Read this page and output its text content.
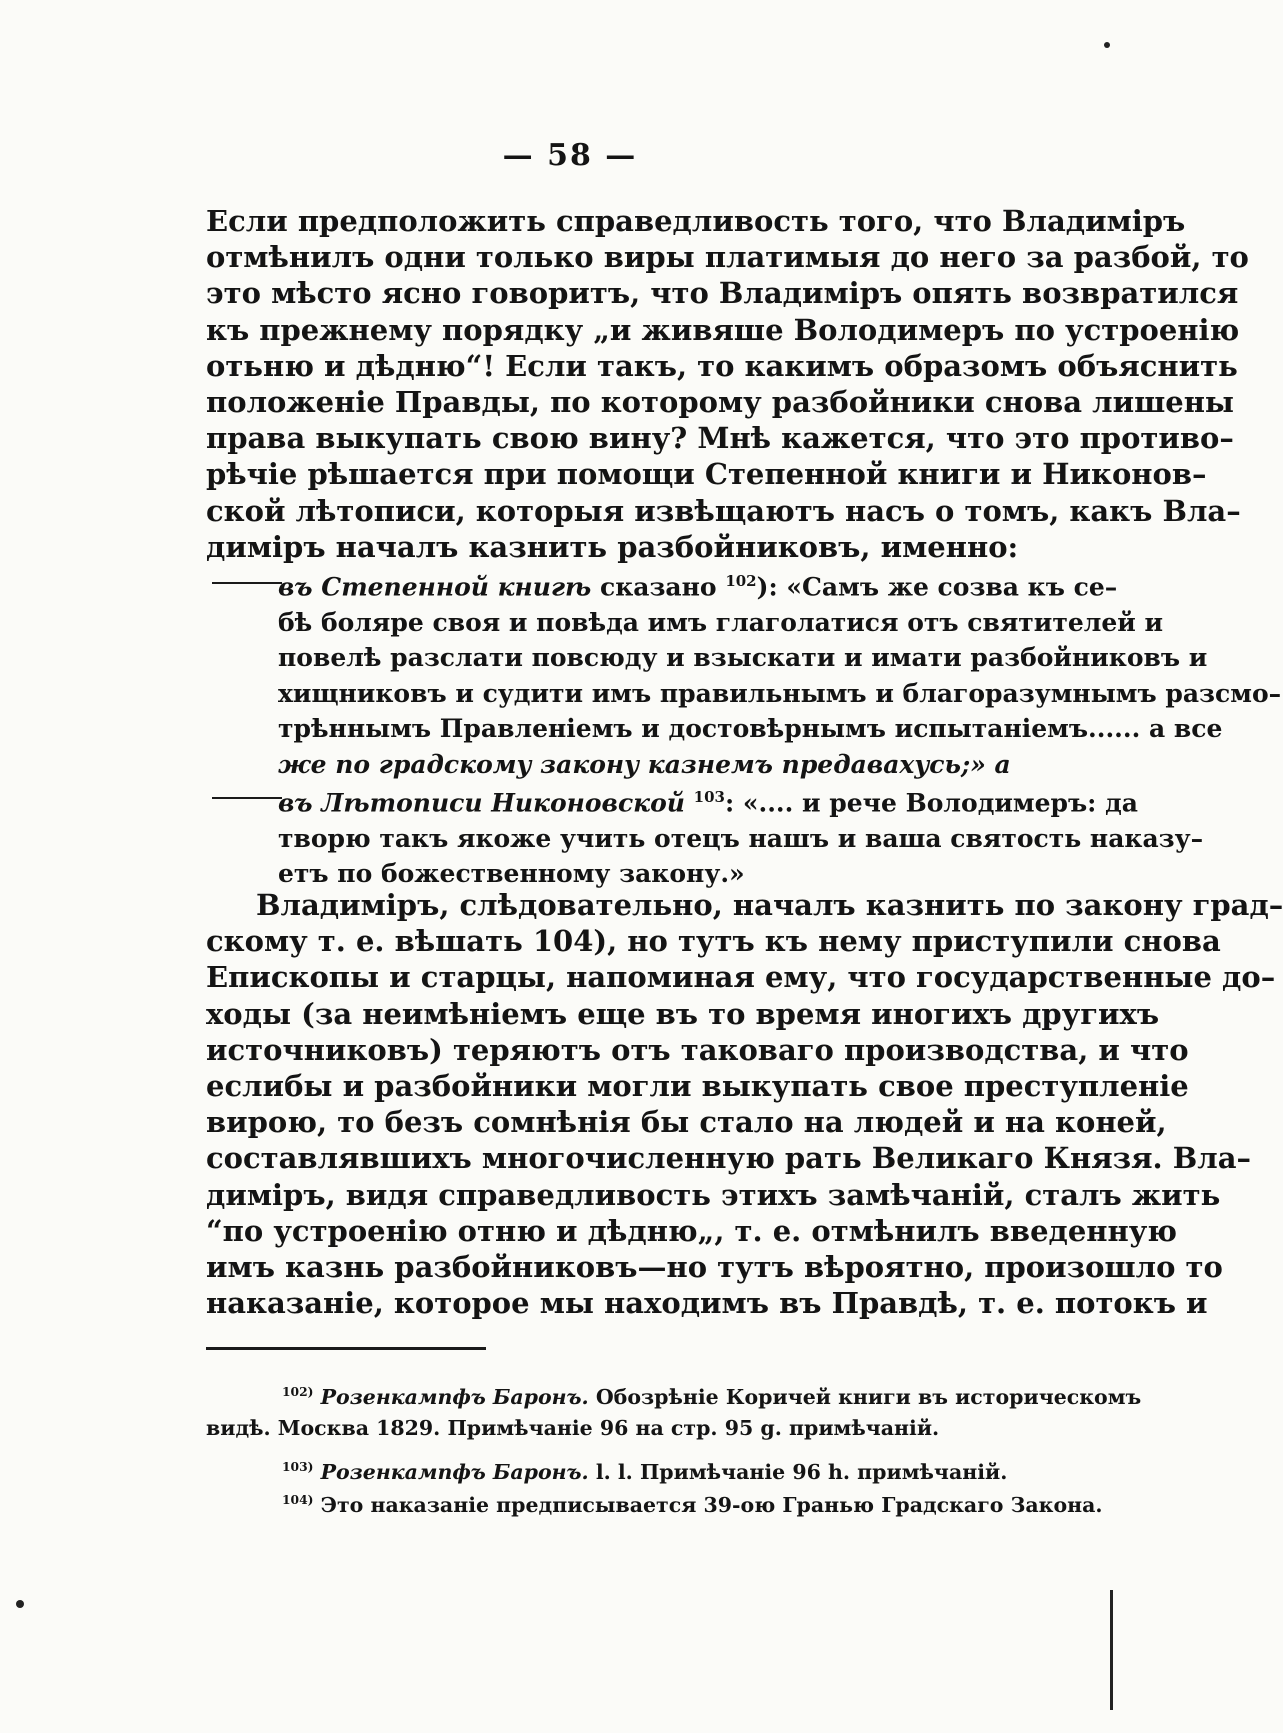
— 58 —
Если предположить справедливость того, что Владиміръ
отмѣнилъ одни только виры платимыя до него за разбой, то
это мѣсто ясно говоритъ, что Владиміръ опять возвратился
къ прежнему порядку „и живяше Володимеръ по устроенію
отьню и дѣдню“! Если такъ, то какимъ образомъ объяснить
положеніе Правды, по которому разбойники снова лишены
права выкупать свою вину? Мнѣ кажется, что это противо–
рѣчіе рѣшается при помощи Степенной книги и Никонов–
ской лѣтописи, которыя извѣщаютъ насъ о томъ, какъ Вла–
диміръ началъ казнить разбойниковъ, именно:
въ Степенной книгѣ сказано $^{102}$): «Самъ же созва къ се–
бѣ боляре своя и повѣда имъ глаголатися отъ святителей и
повелѣ разслати повсюду и взыскати и имати разбойниковъ и
хищниковъ и судити имъ правильнымъ и благоразумнымъ разсмо–
трѣннымъ Правленіемъ и достовѣрнымъ испытаніемъ...... а все
же по градскому закону казнемъ предавахусь;» а
въ Лѣтописи Никоновской $^{103}$: «.... и рече Володимеръ: да
творю такъ якоже учить отецъ нашъ и ваша святость наказу–
етъ по божественному закону.»
Владиміръ, слѣдовательно, началъ казнить по закону град–
скому т. е. вѣшать 104), но тутъ къ нему приступили снова
Епископы и старцы, напоминая ему, что государственные до–
ходы (за неимѣніемъ еще въ то время иногихъ другихъ
источниковъ) теряютъ отъ таковаго производства, и что
еслибы и разбойники могли выкупать свое преступленіе
вирою, то безъ сомнѣнія бы стало на людей и на коней,
составлявшихъ многочисленную рать Великаго Князя. Вла–
диміръ, видя справедливость этихъ замѣчаній, сталъ жить
“по устроенію отню и дѣдню„, т. е. отмѣнилъ введенную
имъ казнь разбойниковъ—но тутъ вѣроятно, произошло то
наказаніе, которое мы находимъ въ Правдѣ, т. е. потокъ и
$^{102)}$ Розенкампфъ Баронъ. Обозрѣніе Коричей книги въ историческомъ
видѣ. Москва 1829. Примѣчаніе 96 на стр. 95 g. примѣчаній.
$^{103)}$ Розенкампфъ Баронъ. l. l. Примѣчаніе 96 h. примѣчаній.
$^{104)}$ Это наказаніе предписывается 39-ою Гранью Градскаго Закона.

**SHORT PROBLEM**
From the listing above, return each line with the word "разбойники".

**ANSWER TO THIS TASK**
положеніе Правды, по которому разбойники снова лишены
еслибы и разбойники могли выкупать свое преступленіе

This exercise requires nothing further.